## Your instructions
When you reach the entries below, transcribe each line word for word.

Records contained in a dataset:
■ ■ ■ ■

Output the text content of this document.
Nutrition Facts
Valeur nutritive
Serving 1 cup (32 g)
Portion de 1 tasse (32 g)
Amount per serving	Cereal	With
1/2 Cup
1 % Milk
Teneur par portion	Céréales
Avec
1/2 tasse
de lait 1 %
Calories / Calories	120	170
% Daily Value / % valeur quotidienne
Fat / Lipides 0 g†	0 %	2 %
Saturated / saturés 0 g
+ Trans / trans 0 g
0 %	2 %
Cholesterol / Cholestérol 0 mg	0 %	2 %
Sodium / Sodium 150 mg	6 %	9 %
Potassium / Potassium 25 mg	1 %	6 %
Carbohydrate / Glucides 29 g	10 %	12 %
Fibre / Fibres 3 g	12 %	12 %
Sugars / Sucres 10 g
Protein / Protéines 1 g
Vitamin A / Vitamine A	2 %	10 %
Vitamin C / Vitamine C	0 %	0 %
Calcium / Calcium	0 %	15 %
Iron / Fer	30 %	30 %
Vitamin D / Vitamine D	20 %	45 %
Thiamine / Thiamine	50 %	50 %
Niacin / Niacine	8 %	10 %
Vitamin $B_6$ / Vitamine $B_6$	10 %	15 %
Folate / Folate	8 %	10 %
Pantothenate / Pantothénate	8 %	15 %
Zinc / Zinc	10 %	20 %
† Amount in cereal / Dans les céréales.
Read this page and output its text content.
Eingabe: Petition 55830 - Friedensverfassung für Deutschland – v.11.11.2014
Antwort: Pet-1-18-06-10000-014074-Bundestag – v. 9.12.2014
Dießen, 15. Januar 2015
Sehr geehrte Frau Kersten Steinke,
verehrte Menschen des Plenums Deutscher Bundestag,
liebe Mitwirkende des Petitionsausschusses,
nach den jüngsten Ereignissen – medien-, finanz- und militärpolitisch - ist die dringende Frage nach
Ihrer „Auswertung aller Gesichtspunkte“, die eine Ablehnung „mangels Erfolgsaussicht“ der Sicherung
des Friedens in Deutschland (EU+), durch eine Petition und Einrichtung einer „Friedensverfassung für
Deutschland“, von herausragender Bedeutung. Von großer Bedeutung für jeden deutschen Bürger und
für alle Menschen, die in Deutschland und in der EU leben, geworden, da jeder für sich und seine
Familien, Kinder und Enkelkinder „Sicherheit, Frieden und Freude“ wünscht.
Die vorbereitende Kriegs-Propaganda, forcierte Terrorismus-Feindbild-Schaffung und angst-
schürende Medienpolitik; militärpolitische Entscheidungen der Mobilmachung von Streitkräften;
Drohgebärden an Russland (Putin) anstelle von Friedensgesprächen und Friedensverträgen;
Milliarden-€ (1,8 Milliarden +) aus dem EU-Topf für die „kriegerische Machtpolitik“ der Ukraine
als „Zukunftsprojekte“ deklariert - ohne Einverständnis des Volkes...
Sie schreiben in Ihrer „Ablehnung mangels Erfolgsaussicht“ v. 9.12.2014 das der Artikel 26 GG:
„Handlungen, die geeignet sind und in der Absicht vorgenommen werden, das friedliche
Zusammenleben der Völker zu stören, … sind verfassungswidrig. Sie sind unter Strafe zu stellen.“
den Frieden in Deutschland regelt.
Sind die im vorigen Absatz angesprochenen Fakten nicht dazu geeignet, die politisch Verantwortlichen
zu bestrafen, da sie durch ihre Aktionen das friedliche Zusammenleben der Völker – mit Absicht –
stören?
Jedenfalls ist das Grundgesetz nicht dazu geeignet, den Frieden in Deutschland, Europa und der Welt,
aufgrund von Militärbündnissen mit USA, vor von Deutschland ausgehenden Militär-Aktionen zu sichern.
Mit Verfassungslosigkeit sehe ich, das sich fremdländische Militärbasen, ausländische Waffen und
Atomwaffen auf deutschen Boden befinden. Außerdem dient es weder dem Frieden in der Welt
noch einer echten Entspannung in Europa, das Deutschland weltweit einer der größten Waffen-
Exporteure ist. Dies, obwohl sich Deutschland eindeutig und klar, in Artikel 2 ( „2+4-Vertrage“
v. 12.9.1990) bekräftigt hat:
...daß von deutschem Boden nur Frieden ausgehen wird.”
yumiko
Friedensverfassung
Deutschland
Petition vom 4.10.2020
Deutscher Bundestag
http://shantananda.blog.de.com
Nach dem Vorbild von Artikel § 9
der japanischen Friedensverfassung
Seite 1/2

■ ■ ■ ■

## Completed task
Output the text content of this document.
Nutrition Facts
Valeur nutritive
Serving 1 cup (32 g)
Portion de 1 tasse (32 g)
Amount per serving	Cereal	With
1/2 Cup
1 % Milk
Teneur par portion	Céréales
Avec
1/2 tasse
de lait 1 %
Calories / Calories	120	170
% Daily Value / % valeur quotidienne
Fat / Lipides 0 g†	0 %	2 %
Saturated / saturés 0 g
+ Trans / trans 0 g
0 %	2 %
Cholesterol / Cholestérol 0 mg	0 %	2 %
Sodium / Sodium 150 mg	6 %	9 %
Potassium / Potassium 25 mg	1 %	6 %
Carbohydrate / Glucides 29 g	10 %	12 %
Fibre / Fibres 3 g	12 %	12 %
Sugars / Sucres 10 g
Protein / Protéines 1 g
Vitamin A / Vitamine A	2 %	10 %
Vitamin C / Vitamine C	0 %	0 %
Calcium / Calcium	0 %	15 %
Iron / Fer	30 %	30 %
Vitamin D / Vitamine D	20 %	45 %
Thiamine / Thiamine	50 %	50 %
Niacin / Niacine	8 %	10 %
Vitamin $B_6$ / Vitamine $B_6$	10 %	15 %
Folate / Folate	8 %	10 %
Pantothenate / Pantothénate	8 %	15 %
Zinc / Zinc	10 %	20 %
† Amount in cereal / Dans les céréales.
Read this page and output its text content.
Eingabe: Petition 55830 - Friedensverfassung für Deutschland – v.11.11.2014
Antwort: Pet-1-18-06-10000-014074-Bundestag – v. 9.12.2014
Dießen, 15. Januar 2015
Sehr geehrte Frau Kersten Steinke,
verehrte Menschen des Plenums Deutscher Bundestag,
liebe Mitwirkende des Petitionsausschusses,
nach den jüngsten Ereignissen – medien-, finanz- und militärpolitisch - ist die dringende Frage nach
Ihrer „Auswertung aller Gesichtspunkte“, die eine Ablehnung „mangels Erfolgsaussicht“ der Sicherung
des Friedens in Deutschland (EU+), durch eine Petition und Einrichtung einer „Friedensverfassung für
Deutschland“, von herausragender Bedeutung. Von großer Bedeutung für jeden deutschen Bürger und
für alle Menschen, die in Deutschland und in der EU leben, geworden, da jeder für sich und seine
Familien, Kinder und Enkelkinder „Sicherheit, Frieden und Freude“ wünscht.
Die vorbereitende Kriegs-Propaganda, forcierte Terrorismus-Feindbild-Schaffung und angst-
schürende Medienpolitik; militärpolitische Entscheidungen der Mobilmachung von Streitkräften;
Drohgebärden an Russland (Putin) anstelle von Friedensgesprächen und Friedensverträgen;
Milliarden-€ (1,8 Milliarden +) aus dem EU-Topf für die „kriegerische Machtpolitik“ der Ukraine
als „Zukunftsprojekte“ deklariert - ohne Einverständnis des Volkes...
Sie schreiben in Ihrer „Ablehnung mangels Erfolgsaussicht“ v. 9.12.2014 das der Artikel 26 GG:
„Handlungen, die geeignet sind und in der Absicht vorgenommen werden, das friedliche
Zusammenleben der Völker zu stören, … sind verfassungswidrig. Sie sind unter Strafe zu stellen.“
den Frieden in Deutschland regelt.
Sind die im vorigen Absatz angesprochenen Fakten nicht dazu geeignet, die politisch Verantwortlichen
zu bestrafen, da sie durch ihre Aktionen das friedliche Zusammenleben der Völker – mit Absicht –
stören?
Jedenfalls ist das Grundgesetz nicht dazu geeignet, den Frieden in Deutschland, Europa und der Welt,
aufgrund von Militärbündnissen mit USA, vor von Deutschland ausgehenden Militär-Aktionen zu sichern.
Mit Verfassungslosigkeit sehe ich, das sich fremdländische Militärbasen, ausländische Waffen und
Atomwaffen auf deutschen Boden befinden. Außerdem dient es weder dem Frieden in der Welt
noch einer echten Entspannung in Europa, das Deutschland weltweit einer der größten Waffen-
Exporteure ist. Dies, obwohl sich Deutschland eindeutig und klar, in Artikel 2 ( „2+4-Vertrage“
v. 12.9.1990) bekräftigt hat:
...daß von deutschem Boden nur Frieden ausgehen wird.”
yumiko
Friedensverfassung
Deutschland
Petition vom 4.10.2020
Deutscher Bundestag
http://shantananda.blog.de.com
Nach dem Vorbild von Artikel § 9
der japanischen Friedensverfassung
Seite 1/2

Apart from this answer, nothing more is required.